* _DATA FOR THE TASK_
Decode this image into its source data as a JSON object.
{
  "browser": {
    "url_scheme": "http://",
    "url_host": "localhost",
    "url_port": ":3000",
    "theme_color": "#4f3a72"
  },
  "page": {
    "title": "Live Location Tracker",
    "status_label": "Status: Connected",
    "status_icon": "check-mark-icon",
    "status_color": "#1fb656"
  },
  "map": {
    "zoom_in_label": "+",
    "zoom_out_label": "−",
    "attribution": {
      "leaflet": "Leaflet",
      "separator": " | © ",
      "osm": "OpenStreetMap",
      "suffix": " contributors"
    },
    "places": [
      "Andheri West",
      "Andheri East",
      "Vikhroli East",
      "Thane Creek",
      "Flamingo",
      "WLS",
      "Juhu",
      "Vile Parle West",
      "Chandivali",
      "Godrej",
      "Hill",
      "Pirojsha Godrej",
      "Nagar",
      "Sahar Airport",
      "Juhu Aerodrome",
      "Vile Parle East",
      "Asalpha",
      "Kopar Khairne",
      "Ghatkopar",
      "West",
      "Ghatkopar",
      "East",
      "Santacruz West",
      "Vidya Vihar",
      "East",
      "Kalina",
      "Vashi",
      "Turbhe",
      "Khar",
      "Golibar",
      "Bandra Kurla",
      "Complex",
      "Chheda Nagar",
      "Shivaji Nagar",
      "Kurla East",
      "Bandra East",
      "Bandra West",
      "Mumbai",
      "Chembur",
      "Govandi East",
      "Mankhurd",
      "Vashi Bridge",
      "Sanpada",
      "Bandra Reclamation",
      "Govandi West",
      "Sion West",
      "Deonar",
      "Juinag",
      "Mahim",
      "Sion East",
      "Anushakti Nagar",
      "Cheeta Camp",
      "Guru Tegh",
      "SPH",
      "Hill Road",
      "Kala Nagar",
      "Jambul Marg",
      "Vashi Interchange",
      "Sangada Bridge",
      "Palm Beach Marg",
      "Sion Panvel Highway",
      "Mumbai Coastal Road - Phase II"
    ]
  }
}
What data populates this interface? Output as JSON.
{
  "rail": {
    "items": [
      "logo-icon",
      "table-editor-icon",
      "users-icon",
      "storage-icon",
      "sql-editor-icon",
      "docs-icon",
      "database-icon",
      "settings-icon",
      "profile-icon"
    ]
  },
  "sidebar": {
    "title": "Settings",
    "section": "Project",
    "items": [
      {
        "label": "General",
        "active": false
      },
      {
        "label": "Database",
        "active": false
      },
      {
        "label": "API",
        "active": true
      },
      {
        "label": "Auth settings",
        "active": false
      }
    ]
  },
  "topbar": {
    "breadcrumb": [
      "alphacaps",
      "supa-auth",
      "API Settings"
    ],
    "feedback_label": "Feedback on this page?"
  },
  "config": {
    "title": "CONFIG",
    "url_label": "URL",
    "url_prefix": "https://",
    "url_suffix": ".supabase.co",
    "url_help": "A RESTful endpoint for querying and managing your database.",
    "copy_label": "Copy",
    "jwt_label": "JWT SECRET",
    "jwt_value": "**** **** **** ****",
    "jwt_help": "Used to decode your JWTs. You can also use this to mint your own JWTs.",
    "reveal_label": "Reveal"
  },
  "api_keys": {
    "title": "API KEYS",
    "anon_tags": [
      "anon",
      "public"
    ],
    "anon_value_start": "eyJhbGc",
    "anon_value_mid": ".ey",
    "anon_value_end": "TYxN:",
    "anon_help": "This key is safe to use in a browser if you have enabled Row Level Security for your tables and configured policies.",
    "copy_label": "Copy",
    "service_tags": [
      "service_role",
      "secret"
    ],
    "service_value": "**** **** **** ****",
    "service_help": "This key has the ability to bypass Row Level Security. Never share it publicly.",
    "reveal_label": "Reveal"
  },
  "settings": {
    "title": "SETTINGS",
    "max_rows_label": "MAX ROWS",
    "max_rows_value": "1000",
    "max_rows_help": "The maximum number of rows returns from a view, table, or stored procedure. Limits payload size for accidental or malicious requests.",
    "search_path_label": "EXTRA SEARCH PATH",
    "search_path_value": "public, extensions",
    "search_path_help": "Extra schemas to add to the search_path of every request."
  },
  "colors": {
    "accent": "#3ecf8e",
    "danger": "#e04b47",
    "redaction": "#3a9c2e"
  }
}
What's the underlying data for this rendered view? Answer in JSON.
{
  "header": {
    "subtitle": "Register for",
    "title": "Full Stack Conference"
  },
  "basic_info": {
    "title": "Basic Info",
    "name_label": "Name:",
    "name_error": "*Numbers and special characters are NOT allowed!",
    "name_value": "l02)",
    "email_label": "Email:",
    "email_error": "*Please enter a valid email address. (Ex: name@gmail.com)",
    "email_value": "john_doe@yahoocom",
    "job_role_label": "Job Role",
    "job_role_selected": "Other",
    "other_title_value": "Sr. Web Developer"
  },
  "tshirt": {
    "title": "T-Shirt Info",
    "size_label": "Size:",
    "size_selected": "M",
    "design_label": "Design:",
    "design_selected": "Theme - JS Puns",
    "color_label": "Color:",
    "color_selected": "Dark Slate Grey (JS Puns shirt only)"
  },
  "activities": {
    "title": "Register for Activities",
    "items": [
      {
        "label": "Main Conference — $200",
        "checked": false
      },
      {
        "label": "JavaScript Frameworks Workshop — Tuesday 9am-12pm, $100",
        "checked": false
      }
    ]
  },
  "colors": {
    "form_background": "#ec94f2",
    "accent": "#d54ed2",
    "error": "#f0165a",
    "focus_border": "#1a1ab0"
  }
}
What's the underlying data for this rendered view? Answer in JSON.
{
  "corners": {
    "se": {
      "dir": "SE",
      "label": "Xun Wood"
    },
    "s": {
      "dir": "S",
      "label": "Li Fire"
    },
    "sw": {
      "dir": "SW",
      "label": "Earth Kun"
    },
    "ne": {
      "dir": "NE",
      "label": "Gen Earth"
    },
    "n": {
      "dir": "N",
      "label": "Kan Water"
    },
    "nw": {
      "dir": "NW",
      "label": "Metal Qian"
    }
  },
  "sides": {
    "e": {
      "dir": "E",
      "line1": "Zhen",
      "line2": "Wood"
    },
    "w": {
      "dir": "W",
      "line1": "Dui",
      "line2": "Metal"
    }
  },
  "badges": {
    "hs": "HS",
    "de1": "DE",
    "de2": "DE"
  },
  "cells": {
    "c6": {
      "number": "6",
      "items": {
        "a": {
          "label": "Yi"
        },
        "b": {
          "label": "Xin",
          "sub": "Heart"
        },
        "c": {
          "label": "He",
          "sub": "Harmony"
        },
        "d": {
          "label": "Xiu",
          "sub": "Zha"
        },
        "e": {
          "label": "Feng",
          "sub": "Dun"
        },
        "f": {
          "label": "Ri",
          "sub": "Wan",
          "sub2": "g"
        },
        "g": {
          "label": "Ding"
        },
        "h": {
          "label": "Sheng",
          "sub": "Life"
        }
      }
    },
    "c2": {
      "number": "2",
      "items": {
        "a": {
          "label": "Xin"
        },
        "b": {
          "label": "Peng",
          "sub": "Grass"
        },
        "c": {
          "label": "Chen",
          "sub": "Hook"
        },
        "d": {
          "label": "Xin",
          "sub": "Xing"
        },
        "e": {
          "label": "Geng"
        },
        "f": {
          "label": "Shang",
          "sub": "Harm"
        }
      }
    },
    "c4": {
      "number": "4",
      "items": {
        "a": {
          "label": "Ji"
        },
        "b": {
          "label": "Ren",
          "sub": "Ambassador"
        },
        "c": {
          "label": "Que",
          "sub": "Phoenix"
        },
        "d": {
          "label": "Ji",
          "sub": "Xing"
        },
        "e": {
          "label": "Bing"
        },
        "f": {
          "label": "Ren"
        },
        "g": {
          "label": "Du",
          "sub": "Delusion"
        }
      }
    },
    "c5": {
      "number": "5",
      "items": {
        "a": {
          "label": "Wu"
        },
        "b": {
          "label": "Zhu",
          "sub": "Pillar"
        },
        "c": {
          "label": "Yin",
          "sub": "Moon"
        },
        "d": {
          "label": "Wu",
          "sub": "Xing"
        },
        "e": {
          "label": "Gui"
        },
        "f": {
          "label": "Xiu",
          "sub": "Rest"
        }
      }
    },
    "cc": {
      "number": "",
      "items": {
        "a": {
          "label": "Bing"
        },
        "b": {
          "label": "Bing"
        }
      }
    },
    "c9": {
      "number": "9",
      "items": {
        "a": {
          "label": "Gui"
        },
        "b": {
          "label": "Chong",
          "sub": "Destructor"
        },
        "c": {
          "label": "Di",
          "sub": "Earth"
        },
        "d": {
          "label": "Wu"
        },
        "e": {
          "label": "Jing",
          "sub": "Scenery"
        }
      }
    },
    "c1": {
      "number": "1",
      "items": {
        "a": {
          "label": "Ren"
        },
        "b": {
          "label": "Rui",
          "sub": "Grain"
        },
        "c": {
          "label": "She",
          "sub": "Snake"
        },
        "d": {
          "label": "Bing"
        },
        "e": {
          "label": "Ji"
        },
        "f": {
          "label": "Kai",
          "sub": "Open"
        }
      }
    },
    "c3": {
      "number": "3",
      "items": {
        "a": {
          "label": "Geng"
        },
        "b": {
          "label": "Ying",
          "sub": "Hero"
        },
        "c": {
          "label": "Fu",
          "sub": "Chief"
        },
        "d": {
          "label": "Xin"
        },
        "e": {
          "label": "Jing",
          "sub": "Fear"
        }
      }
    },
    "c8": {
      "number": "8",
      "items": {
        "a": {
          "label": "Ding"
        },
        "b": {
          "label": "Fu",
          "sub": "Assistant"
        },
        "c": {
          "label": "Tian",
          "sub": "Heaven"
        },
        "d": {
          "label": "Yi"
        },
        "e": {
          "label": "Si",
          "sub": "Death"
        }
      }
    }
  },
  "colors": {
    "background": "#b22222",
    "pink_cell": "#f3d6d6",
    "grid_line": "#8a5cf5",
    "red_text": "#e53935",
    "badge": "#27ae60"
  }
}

* _WHAT TO WORK ON_
For the records above, state how many lines include the string "Security", giving the number and nothing else.

* _RESPONSE TO THIS TASK_
2